═══ Given entries

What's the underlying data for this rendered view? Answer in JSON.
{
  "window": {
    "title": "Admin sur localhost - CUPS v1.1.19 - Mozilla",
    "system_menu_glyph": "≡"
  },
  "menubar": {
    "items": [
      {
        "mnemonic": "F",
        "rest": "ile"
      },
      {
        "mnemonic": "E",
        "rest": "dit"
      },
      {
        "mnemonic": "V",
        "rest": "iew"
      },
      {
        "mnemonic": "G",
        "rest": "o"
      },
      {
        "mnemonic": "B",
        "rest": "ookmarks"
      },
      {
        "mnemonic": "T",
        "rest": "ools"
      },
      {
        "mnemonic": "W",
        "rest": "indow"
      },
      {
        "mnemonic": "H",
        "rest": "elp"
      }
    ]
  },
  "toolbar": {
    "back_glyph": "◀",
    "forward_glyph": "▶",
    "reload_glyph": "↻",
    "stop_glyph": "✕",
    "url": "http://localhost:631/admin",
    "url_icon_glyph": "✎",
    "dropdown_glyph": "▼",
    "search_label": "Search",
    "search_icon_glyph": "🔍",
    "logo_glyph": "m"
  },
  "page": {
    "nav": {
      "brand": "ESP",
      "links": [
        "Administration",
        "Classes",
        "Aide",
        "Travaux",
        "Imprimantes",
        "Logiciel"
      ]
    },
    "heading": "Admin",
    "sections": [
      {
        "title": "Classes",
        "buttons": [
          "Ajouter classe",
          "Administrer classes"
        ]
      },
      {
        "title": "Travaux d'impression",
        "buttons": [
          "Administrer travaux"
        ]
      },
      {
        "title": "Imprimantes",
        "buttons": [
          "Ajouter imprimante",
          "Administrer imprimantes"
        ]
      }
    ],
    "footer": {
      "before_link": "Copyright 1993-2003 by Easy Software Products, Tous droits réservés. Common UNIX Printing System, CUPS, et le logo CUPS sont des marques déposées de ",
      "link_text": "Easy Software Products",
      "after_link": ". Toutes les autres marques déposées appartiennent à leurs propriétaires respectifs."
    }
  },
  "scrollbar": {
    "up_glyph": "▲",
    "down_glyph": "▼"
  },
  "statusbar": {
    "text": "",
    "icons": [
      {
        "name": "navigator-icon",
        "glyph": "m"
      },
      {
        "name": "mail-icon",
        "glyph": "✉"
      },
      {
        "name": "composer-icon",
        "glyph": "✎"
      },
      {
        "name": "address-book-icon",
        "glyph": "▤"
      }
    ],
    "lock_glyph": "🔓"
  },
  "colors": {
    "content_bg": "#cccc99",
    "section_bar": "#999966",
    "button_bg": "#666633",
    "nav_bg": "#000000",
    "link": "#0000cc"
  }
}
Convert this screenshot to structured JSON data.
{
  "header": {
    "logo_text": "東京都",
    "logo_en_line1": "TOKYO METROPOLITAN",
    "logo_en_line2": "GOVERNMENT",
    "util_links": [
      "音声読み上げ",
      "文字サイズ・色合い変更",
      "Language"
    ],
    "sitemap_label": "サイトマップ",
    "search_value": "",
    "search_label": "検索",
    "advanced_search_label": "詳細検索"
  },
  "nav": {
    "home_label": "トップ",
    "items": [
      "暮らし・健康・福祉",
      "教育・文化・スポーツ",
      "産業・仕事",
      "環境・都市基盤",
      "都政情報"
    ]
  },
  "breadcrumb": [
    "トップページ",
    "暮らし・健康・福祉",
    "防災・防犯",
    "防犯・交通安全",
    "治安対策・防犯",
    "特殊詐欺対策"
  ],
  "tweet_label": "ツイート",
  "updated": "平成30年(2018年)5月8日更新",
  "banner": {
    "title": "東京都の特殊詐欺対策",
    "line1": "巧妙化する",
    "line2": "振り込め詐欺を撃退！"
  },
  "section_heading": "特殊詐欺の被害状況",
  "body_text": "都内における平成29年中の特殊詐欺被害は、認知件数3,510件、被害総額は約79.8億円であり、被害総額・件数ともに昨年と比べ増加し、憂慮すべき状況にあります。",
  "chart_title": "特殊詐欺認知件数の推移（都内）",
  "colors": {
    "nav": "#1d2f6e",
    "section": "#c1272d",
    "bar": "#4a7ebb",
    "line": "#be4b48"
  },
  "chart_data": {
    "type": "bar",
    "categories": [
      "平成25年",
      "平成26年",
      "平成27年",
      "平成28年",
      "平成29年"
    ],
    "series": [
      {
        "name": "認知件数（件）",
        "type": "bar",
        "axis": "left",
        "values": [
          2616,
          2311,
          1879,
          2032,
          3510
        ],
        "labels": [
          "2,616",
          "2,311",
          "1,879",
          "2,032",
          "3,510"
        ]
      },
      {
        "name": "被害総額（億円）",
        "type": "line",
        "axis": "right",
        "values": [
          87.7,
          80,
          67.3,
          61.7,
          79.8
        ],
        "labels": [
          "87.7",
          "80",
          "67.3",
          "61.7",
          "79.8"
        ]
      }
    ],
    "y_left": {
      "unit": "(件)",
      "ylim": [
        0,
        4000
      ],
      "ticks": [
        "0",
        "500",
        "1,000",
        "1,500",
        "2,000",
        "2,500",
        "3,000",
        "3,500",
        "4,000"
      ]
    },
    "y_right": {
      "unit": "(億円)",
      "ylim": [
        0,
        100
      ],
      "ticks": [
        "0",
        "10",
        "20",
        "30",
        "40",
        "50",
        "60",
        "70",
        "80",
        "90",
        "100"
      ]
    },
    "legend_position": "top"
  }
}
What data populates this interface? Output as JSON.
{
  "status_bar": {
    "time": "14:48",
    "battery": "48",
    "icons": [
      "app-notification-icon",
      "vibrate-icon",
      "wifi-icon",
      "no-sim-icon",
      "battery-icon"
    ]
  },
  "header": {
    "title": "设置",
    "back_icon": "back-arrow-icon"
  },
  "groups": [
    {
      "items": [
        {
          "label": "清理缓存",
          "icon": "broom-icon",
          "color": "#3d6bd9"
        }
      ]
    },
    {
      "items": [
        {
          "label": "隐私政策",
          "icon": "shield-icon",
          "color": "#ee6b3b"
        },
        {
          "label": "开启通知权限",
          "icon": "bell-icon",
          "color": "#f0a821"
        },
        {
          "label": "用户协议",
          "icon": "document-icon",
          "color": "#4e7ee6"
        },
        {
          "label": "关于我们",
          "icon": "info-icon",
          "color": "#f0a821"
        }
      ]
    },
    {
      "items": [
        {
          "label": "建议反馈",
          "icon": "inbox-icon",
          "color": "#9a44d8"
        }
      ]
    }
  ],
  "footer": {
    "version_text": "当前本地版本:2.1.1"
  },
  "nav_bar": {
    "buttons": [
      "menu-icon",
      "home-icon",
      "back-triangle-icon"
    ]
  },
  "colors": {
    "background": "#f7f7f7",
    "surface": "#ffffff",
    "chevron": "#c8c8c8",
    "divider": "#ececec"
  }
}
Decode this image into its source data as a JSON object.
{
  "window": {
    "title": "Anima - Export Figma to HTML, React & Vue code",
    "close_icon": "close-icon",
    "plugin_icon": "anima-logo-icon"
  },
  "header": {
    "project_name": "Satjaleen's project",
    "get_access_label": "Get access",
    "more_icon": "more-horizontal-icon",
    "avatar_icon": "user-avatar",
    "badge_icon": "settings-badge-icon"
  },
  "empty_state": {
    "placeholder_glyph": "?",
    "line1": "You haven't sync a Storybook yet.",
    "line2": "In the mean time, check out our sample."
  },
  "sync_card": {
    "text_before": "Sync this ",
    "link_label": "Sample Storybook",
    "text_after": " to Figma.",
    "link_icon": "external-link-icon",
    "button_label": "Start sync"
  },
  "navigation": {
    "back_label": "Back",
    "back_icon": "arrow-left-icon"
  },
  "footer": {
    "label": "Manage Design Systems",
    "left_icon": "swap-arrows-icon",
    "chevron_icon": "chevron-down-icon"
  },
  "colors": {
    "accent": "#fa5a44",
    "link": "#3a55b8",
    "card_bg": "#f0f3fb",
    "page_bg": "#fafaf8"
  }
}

══════

# The task
Show all lines from the data above in which the word "Products" appears.

# Completed task
      "before_link": "Copyright 1993-2003 by Easy Software Products, Tous droits réservés. Common UNIX Printing System, CUPS, et le logo CUPS sont des marques déposées de ",
      "link_text": "Easy Software Products",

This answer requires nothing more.